::: AVAILABLE RECORDS

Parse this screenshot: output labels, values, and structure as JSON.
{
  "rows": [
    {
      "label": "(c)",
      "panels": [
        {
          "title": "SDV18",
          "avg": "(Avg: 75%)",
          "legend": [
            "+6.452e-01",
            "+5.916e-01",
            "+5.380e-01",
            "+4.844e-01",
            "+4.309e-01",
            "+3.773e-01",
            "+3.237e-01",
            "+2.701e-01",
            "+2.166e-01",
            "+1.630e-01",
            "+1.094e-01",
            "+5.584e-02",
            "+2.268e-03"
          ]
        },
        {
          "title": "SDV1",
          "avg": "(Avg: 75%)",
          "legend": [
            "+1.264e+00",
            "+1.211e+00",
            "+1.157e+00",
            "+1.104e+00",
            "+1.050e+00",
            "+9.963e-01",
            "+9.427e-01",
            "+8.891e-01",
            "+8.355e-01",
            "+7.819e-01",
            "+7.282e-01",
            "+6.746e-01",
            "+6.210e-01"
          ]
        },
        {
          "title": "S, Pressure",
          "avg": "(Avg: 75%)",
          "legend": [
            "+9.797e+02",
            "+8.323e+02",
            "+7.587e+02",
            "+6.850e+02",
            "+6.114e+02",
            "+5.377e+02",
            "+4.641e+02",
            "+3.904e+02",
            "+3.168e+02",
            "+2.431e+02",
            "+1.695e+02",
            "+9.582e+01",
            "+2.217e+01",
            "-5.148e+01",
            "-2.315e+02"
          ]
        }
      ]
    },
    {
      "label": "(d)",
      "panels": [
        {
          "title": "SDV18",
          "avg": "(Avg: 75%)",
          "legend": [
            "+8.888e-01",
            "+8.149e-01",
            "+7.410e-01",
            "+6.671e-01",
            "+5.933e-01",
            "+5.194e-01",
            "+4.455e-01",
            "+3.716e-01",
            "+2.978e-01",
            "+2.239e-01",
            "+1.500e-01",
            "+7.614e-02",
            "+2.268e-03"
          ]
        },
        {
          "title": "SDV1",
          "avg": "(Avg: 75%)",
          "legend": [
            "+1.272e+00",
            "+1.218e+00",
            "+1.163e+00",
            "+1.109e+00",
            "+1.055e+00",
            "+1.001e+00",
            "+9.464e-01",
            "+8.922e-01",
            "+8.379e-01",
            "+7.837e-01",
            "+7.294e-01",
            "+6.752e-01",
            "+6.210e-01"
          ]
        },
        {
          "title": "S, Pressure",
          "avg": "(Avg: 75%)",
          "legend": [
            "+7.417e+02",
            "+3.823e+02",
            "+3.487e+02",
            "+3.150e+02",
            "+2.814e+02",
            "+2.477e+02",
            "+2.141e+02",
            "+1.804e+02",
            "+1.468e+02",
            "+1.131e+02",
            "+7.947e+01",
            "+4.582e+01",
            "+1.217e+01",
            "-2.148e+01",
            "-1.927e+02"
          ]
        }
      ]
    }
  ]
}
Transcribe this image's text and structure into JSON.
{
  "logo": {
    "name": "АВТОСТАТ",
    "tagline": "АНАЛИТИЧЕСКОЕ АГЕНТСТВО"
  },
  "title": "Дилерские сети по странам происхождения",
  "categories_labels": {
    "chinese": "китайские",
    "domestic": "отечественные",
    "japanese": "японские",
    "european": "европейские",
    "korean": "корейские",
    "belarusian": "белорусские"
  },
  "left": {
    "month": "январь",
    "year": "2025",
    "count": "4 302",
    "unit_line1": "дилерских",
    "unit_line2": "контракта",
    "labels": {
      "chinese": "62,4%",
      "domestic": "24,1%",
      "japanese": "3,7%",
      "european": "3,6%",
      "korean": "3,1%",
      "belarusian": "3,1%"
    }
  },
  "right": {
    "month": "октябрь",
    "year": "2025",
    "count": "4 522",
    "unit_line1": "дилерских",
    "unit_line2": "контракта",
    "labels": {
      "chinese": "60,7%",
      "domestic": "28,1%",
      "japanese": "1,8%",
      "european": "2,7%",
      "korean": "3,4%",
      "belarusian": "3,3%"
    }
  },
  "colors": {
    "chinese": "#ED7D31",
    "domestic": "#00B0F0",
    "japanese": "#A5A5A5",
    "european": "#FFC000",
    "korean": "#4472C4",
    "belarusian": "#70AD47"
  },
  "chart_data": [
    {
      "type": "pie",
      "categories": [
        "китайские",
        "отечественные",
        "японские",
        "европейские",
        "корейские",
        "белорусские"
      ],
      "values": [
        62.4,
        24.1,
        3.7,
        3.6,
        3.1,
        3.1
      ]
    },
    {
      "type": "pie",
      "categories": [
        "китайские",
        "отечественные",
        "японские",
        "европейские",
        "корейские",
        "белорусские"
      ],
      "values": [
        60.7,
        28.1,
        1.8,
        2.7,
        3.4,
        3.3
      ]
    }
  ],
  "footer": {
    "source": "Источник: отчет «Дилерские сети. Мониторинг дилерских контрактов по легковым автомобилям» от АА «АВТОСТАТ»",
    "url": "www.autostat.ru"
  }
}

::::::

■ WRITTEN REQUEST
Read through the entries and copy each line in which "domestic" appears.

■ TASK RESULT
    "domestic": "отечественные",
      "domestic": "24,1%",
      "domestic": "28,1%",
    "domestic": "#00B0F0",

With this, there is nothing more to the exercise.